What the task asks — Each line of the material must be repeated precisely, with the pictures left out.

Dataset items
---

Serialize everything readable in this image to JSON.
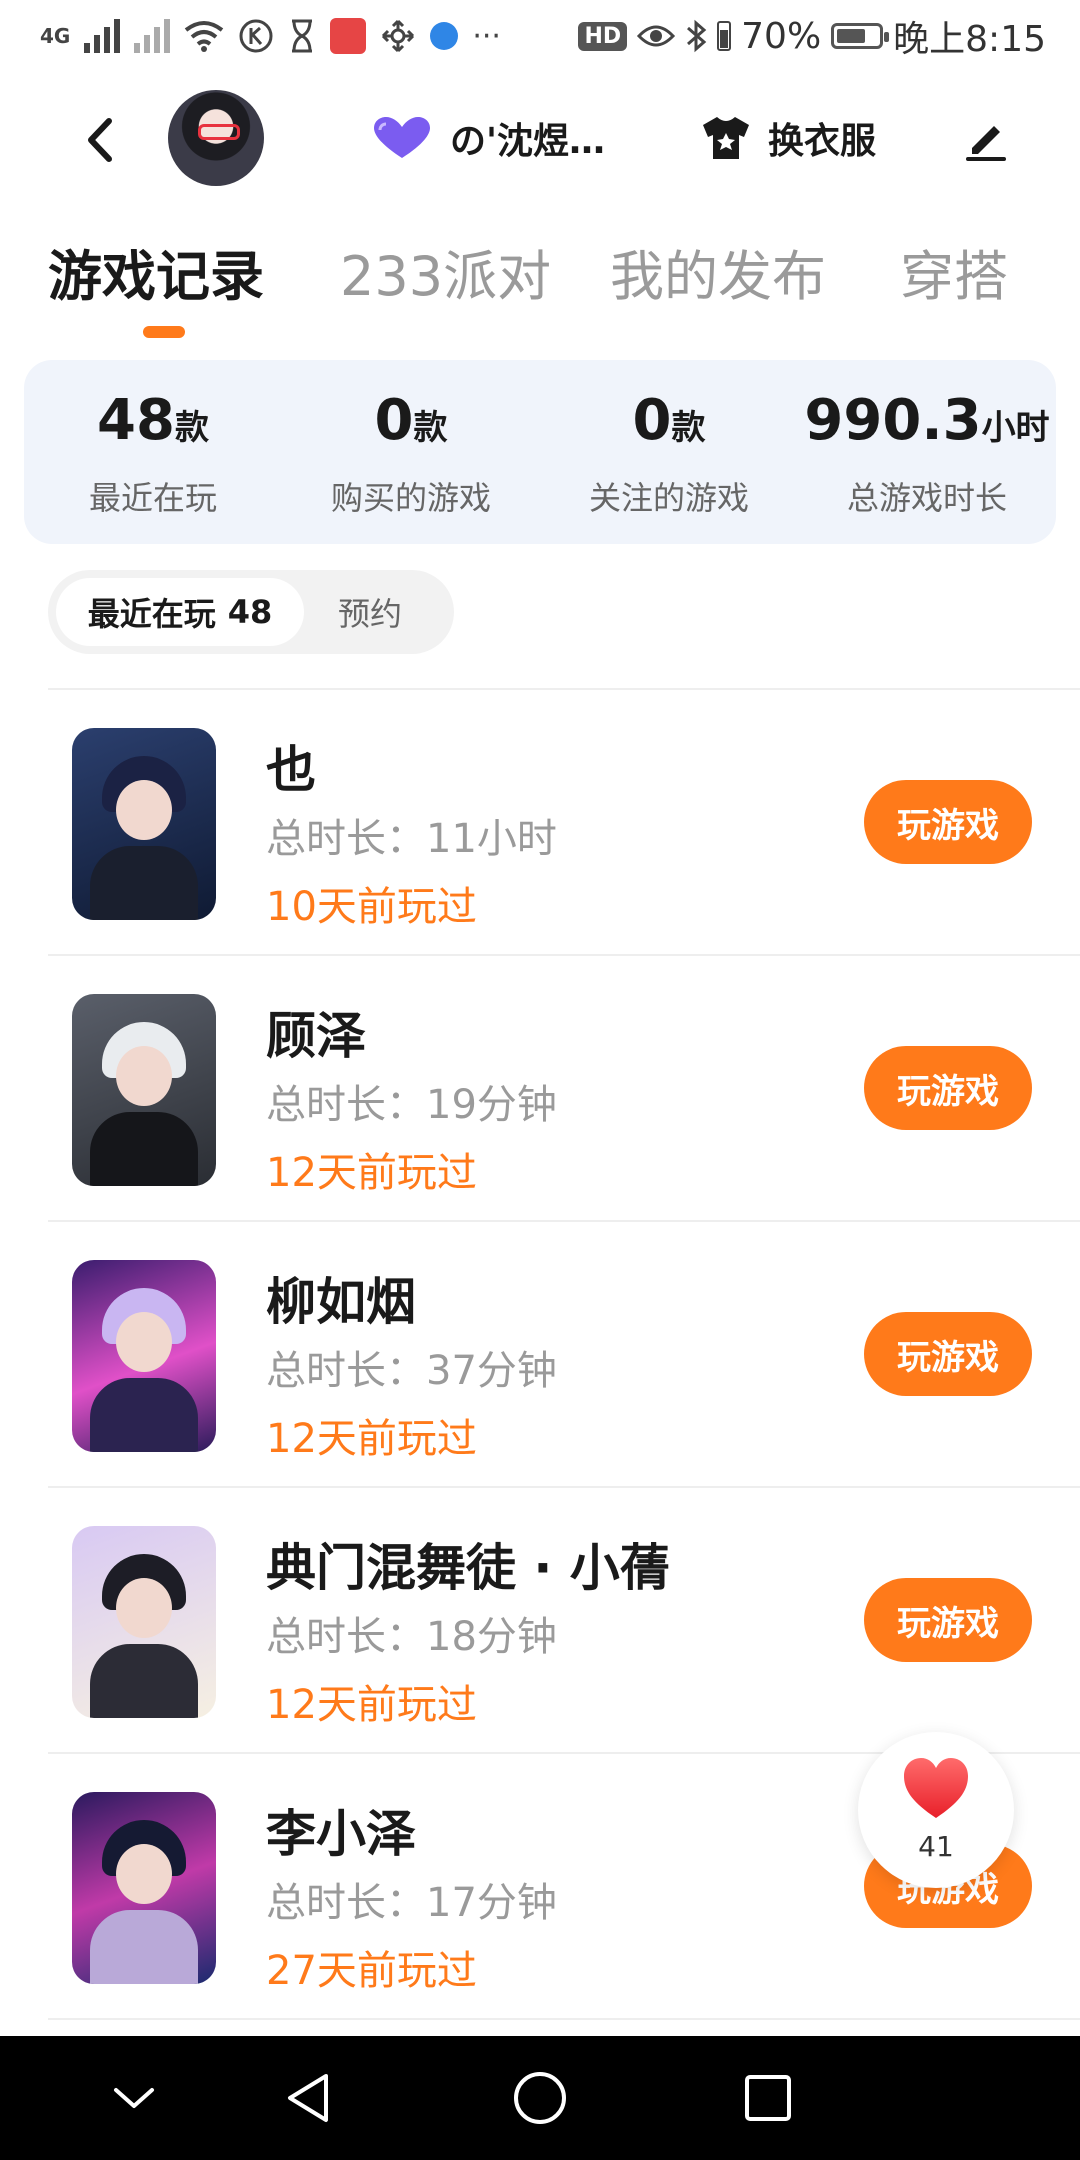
{
  "status_bar": {
    "network_label": "4G",
    "battery_percent": "70%",
    "battery_level": 0.7,
    "time": "晚上8:15",
    "hd_label": "HD"
  },
  "header": {
    "nickname": "の'沈煜…",
    "outfit_label": "换衣服",
    "icons": [
      "back-icon",
      "heart-badge-icon",
      "tshirt-icon",
      "pencil-icon"
    ]
  },
  "tabs": [
    {
      "label": "游戏记录",
      "active": true
    },
    {
      "label": "233派对",
      "active": false
    },
    {
      "label": "我的发布",
      "active": false
    },
    {
      "label": "穿搭",
      "active": false
    }
  ],
  "stats": [
    {
      "value": "48",
      "unit": "款",
      "label": "最近在玩"
    },
    {
      "value": "0",
      "unit": "款",
      "label": "购买的游戏"
    },
    {
      "value": "0",
      "unit": "款",
      "label": "关注的游戏"
    },
    {
      "value": "990.3",
      "unit": "小时",
      "label": "总游戏时长"
    }
  ],
  "filters": {
    "active_label": "最近在玩",
    "active_count": "48",
    "other_label": "预约"
  },
  "games": [
    {
      "name": "也",
      "duration": "总时长：11小时",
      "last_played": "10天前玩过",
      "button": "玩游戏"
    },
    {
      "name": "顾泽",
      "duration": "总时长：19分钟",
      "last_played": "12天前玩过",
      "button": "玩游戏"
    },
    {
      "name": "柳如烟",
      "duration": "总时长：37分钟",
      "last_played": "12天前玩过",
      "button": "玩游戏"
    },
    {
      "name": "典门混舞徒 · 小蒨",
      "duration": "总时长：18分钟",
      "last_played": "12天前玩过",
      "button": "玩游戏"
    },
    {
      "name": "李小泽",
      "duration": "总时长：17分钟",
      "last_played": "27天前玩过",
      "button": "玩游戏"
    }
  ],
  "like_fab": {
    "count": "41"
  },
  "colors": {
    "accent": "#ff7a1a",
    "stats_bg": "#f0f4fb",
    "text_primary": "#1a1a1a",
    "text_secondary": "#9a9a9a"
  }
}
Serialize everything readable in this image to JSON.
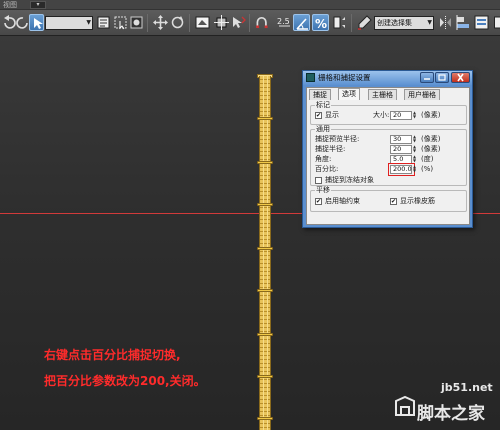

---

Exercise solution —
Serialize everything readable in this image to JSON.
{
  "status_bar": {
    "network_label": "4G",
    "battery_percent": "70%",
    "battery_level": 0.7,
    "time": "晚上8:15",
    "hd_label": "HD"
  },
  "header": {
    "nickname": "の'沈煜…",
    "outfit_label": "换衣服",
    "icons": [
      "back-icon",
      "heart-badge-icon",
      "tshirt-icon",
      "pencil-icon"
    ]
  },
  "tabs": [
    {
      "label": "游戏记录",
      "active": true
    },
    {
      "label": "233派对",
      "active": false
    },
    {
      "label": "我的发布",
      "active": false
    },
    {
      "label": "穿搭",
      "active": false
    }
  ],
  "stats": [
    {
      "value": "48",
      "unit": "款",
      "label": "最近在玩"
    },
    {
      "value": "0",
      "unit": "款",
      "label": "购买的游戏"
    },
    {
      "value": "0",
      "unit": "款",
      "label": "关注的游戏"
    },
    {
      "value": "990.3",
      "unit": "小时",
      "label": "总游戏时长"
    }
  ],
  "filters": {
    "active_label": "最近在玩",
    "active_count": "48",
    "other_label": "预约"
  },
  "games": [
    {
      "name": "也",
      "duration": "总时长：11小时",
      "last_played": "10天前玩过",
      "button": "玩游戏"
    },
    {
      "name": "顾泽",
      "duration": "总时长：19分钟",
      "last_played": "12天前玩过",
      "button": "玩游戏"
    },
    {
      "name": "柳如烟",
      "duration": "总时长：37分钟",
      "last_played": "12天前玩过",
      "button": "玩游戏"
    },
    {
      "name": "典门混舞徒 · 小蒨",
      "duration": "总时长：18分钟",
      "last_played": "12天前玩过",
      "button": "玩游戏"
    },
    {
      "name": "李小泽",
      "duration": "总时长：17分钟",
      "last_played": "27天前玩过",
      "button": "玩游戏"
    }
  ],
  "like_fab": {
    "count": "41"
  },
  "colors": {
    "accent": "#ff7a1a",
    "stats_bg": "#f0f4fb",
    "text_primary": "#1a1a1a",
    "text_secondary": "#9a9a9a"
  }
}
Serialize everything readable in this image to JSON.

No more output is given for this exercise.